- **Task to carry out**
Reproduce the material below word for word, leaving out the pictures.

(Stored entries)
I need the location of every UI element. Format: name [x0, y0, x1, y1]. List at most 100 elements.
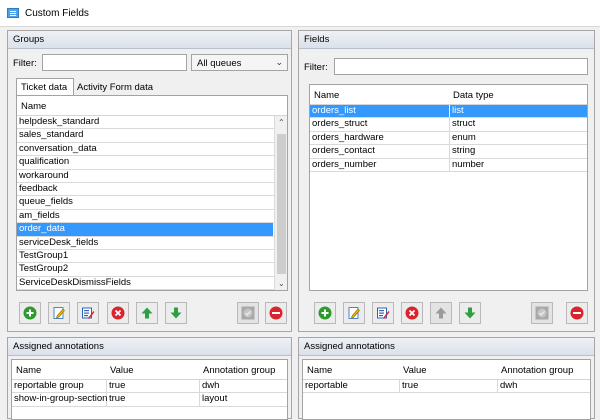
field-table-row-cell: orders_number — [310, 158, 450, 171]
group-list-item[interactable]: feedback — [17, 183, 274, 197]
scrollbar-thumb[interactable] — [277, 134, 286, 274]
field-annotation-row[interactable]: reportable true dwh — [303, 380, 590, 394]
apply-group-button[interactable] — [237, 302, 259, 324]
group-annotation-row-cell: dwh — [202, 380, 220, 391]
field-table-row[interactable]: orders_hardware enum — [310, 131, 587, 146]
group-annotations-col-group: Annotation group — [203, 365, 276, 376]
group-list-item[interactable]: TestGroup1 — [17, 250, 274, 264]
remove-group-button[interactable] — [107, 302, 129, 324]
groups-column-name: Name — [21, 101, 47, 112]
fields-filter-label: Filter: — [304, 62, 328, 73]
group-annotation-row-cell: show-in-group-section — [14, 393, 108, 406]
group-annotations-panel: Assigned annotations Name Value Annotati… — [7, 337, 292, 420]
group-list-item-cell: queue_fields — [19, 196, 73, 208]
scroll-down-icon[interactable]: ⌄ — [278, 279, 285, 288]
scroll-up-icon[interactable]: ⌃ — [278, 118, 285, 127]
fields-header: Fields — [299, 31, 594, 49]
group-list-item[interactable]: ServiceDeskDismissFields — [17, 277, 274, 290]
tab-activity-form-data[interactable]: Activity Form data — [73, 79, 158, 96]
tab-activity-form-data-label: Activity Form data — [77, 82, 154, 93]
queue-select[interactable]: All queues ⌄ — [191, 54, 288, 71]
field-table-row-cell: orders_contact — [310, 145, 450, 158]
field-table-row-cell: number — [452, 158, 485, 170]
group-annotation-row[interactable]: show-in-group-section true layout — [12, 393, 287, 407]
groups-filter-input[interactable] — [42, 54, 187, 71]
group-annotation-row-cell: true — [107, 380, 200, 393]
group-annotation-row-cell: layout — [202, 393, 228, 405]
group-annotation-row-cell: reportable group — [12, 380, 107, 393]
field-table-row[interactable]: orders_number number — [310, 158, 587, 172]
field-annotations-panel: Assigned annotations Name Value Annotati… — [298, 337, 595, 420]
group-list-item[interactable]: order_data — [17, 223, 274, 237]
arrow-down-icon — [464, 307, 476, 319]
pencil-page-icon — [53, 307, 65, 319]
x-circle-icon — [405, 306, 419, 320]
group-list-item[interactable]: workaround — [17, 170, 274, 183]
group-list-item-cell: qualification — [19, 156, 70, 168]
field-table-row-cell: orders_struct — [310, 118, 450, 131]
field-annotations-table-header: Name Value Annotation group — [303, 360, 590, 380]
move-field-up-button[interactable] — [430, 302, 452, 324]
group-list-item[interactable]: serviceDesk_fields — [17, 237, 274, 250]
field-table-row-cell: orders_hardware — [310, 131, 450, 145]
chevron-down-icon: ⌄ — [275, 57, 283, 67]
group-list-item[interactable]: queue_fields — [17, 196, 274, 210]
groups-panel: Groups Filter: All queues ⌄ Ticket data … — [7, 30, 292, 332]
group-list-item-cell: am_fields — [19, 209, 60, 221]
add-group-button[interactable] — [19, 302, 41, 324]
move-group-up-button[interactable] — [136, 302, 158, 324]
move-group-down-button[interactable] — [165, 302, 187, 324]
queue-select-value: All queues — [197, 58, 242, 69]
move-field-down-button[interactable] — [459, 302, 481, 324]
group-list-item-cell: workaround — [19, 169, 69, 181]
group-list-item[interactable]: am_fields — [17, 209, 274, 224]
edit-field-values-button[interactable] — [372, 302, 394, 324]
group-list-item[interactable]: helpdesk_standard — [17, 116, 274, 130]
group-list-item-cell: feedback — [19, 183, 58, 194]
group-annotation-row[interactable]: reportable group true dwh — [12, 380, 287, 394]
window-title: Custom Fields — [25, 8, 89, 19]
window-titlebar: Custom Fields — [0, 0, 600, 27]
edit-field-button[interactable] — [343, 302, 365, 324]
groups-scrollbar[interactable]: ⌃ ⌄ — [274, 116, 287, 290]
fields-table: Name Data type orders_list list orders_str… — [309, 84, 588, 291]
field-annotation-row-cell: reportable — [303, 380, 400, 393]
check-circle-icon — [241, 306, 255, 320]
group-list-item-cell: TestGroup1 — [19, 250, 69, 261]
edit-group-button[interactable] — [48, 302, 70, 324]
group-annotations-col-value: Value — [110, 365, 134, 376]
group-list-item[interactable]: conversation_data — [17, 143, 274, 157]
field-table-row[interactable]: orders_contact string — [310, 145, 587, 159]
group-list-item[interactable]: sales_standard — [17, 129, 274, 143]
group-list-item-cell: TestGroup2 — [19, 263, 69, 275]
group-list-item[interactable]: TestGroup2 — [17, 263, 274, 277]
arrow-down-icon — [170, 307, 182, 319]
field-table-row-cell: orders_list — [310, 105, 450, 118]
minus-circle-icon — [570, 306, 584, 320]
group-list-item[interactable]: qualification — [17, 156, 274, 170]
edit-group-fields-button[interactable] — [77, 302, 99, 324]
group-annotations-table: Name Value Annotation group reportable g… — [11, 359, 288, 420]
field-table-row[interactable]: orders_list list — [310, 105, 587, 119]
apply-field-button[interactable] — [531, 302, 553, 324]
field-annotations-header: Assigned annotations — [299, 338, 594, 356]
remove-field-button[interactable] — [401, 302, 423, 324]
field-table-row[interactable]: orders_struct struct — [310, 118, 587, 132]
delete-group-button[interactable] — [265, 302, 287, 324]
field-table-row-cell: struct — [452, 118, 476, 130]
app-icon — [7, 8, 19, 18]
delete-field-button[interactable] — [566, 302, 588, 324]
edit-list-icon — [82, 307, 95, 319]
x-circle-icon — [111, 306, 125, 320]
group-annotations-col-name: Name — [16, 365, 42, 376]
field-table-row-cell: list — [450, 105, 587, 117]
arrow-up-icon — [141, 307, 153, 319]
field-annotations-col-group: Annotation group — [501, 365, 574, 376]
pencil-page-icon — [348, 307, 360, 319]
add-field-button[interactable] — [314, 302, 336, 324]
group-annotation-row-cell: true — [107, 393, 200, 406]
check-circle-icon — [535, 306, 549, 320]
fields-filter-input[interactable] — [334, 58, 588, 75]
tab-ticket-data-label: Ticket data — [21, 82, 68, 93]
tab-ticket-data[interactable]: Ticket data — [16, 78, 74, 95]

- **Written reply**
I need the location of every UI element. Format: name [x0, y0, x1, y1]. List at most 100 elements.
field-table-row-cell: orders_number — [310, 158, 450, 171]
group-list-item[interactable]: feedback — [17, 183, 274, 197]
scrollbar-thumb[interactable] — [277, 134, 286, 274]
field-annotation-row[interactable]: reportable true dwh — [303, 380, 590, 394]
apply-group-button[interactable] — [237, 302, 259, 324]
group-annotation-row-cell: dwh — [202, 380, 220, 391]
field-table-row[interactable]: orders_hardware enum — [310, 131, 587, 146]
group-annotations-col-group: Annotation group — [203, 365, 276, 376]
group-list-item[interactable]: TestGroup1 — [17, 250, 274, 264]
remove-group-button[interactable] — [107, 302, 129, 324]
groups-column-name: Name — [21, 101, 47, 112]
fields-filter-label: Filter: — [304, 62, 328, 73]
group-annotation-row-cell: show-in-group-section — [14, 393, 108, 406]
group-annotations-panel: Assigned annotations Name Value Annotati… — [7, 337, 292, 420]
group-list-item-cell: queue_fields — [19, 196, 73, 208]
scroll-down-icon[interactable]: ⌄ — [278, 279, 285, 288]
scroll-up-icon[interactable]: ⌃ — [278, 118, 285, 127]
fields-header: Fields — [299, 31, 594, 49]
group-list-item[interactable]: ServiceDeskDismissFields — [17, 277, 274, 290]
tab-activity-form-data[interactable]: Activity Form data — [73, 79, 158, 96]
tab-activity-form-data-label: Activity Form data — [77, 82, 154, 93]
queue-select[interactable]: All queues ⌄ — [191, 54, 288, 71]
field-table-row-cell: orders_contact — [310, 145, 450, 158]
field-table-row-cell: number — [452, 158, 485, 170]
group-annotation-row[interactable]: show-in-group-section true layout — [12, 393, 287, 407]
groups-filter-input[interactable] — [42, 54, 187, 71]
group-annotation-row-cell: true — [107, 380, 200, 393]
group-annotation-row-cell: layout — [202, 393, 228, 405]
group-annotation-row-cell: reportable group — [12, 380, 107, 393]
field-table-row[interactable]: orders_number number — [310, 158, 587, 172]
field-annotations-panel: Assigned annotations Name Value Annotati… — [298, 337, 595, 420]
group-list-item[interactable]: order_data — [17, 223, 274, 237]
arrow-down-icon — [464, 307, 476, 319]
pencil-page-icon — [53, 307, 65, 319]
x-circle-icon — [405, 306, 419, 320]
group-list-item[interactable]: workaround — [17, 170, 274, 183]
group-list-item-cell: qualification — [19, 156, 70, 168]
field-table-row-cell: orders_struct — [310, 118, 450, 131]
field-annotations-table-header: Name Value Annotation group — [303, 360, 590, 380]
move-field-up-button[interactable] — [430, 302, 452, 324]
group-list-item[interactable]: serviceDesk_fields — [17, 237, 274, 250]
field-table-row-cell: orders_hardware — [310, 131, 450, 145]
chevron-down-icon: ⌄ — [275, 57, 283, 67]
group-list-item[interactable]: queue_fields — [17, 196, 274, 210]
groups-panel: Groups Filter: All queues ⌄ Ticket data … — [7, 30, 292, 332]
group-list-item-cell: am_fields — [19, 209, 60, 221]
add-group-button[interactable] — [19, 302, 41, 324]
move-group-up-button[interactable] — [136, 302, 158, 324]
move-group-down-button[interactable] — [165, 302, 187, 324]
queue-select-value: All queues — [197, 58, 242, 69]
move-field-down-button[interactable] — [459, 302, 481, 324]
group-list-item-cell: workaround — [19, 169, 69, 181]
group-list-item[interactable]: am_fields — [17, 209, 274, 224]
edit-field-values-button[interactable] — [372, 302, 394, 324]
group-list-item[interactable]: helpdesk_standard — [17, 116, 274, 130]
group-list-item-cell: feedback — [19, 183, 58, 194]
group-annotation-row[interactable]: reportable group true dwh — [12, 380, 287, 394]
window-title: Custom Fields — [25, 8, 89, 19]
window-titlebar: Custom Fields — [0, 0, 600, 27]
edit-field-button[interactable] — [343, 302, 365, 324]
groups-scrollbar[interactable]: ⌃ ⌄ — [274, 116, 287, 290]
fields-table: Name Data type orders_list list orders_str… — [309, 84, 588, 291]
field-annotation-row-cell: reportable — [303, 380, 400, 393]
check-circle-icon — [241, 306, 255, 320]
group-list-item-cell: TestGroup1 — [19, 250, 69, 261]
edit-group-button[interactable] — [48, 302, 70, 324]
group-annotations-col-value: Value — [110, 365, 134, 376]
group-list-item[interactable]: conversation_data — [17, 143, 274, 157]
field-table-row[interactable]: orders_contact string — [310, 145, 587, 159]
group-list-item[interactable]: sales_standard — [17, 129, 274, 143]
group-list-item-cell: TestGroup2 — [19, 263, 69, 275]
group-list-item[interactable]: TestGroup2 — [17, 263, 274, 277]
arrow-down-icon — [170, 307, 182, 319]
field-table-row-cell: orders_list — [310, 105, 450, 118]
minus-circle-icon — [570, 306, 584, 320]
group-list-item[interactable]: qualification — [17, 156, 274, 170]
edit-group-fields-button[interactable] — [77, 302, 99, 324]
group-annotations-table: Name Value Annotation group reportable g… — [11, 359, 288, 420]
field-table-row[interactable]: orders_list list — [310, 105, 587, 119]
apply-field-button[interactable] — [531, 302, 553, 324]
field-annotations-header: Assigned annotations — [299, 338, 594, 356]
remove-field-button[interactable] — [401, 302, 423, 324]
field-table-row[interactable]: orders_struct struct — [310, 118, 587, 132]
delete-group-button[interactable] — [265, 302, 287, 324]
field-table-row-cell: struct — [452, 118, 476, 130]
app-icon — [7, 8, 19, 18]
delete-field-button[interactable] — [566, 302, 588, 324]
edit-list-icon — [82, 307, 95, 319]
x-circle-icon — [111, 306, 125, 320]
group-annotations-col-name: Name — [16, 365, 42, 376]
field-table-row-cell: list — [450, 105, 587, 117]
arrow-up-icon — [141, 307, 153, 319]
field-annotations-col-group: Annotation group — [501, 365, 574, 376]
pencil-page-icon — [348, 307, 360, 319]
add-field-button[interactable] — [314, 302, 336, 324]
group-annotation-row-cell: true — [107, 393, 200, 406]
check-circle-icon — [535, 306, 549, 320]
fields-filter-input[interactable] — [334, 58, 588, 75]
tab-ticket-data-label: Ticket data — [21, 82, 68, 93]
tab-ticket-data[interactable]: Ticket data — [16, 78, 74, 95]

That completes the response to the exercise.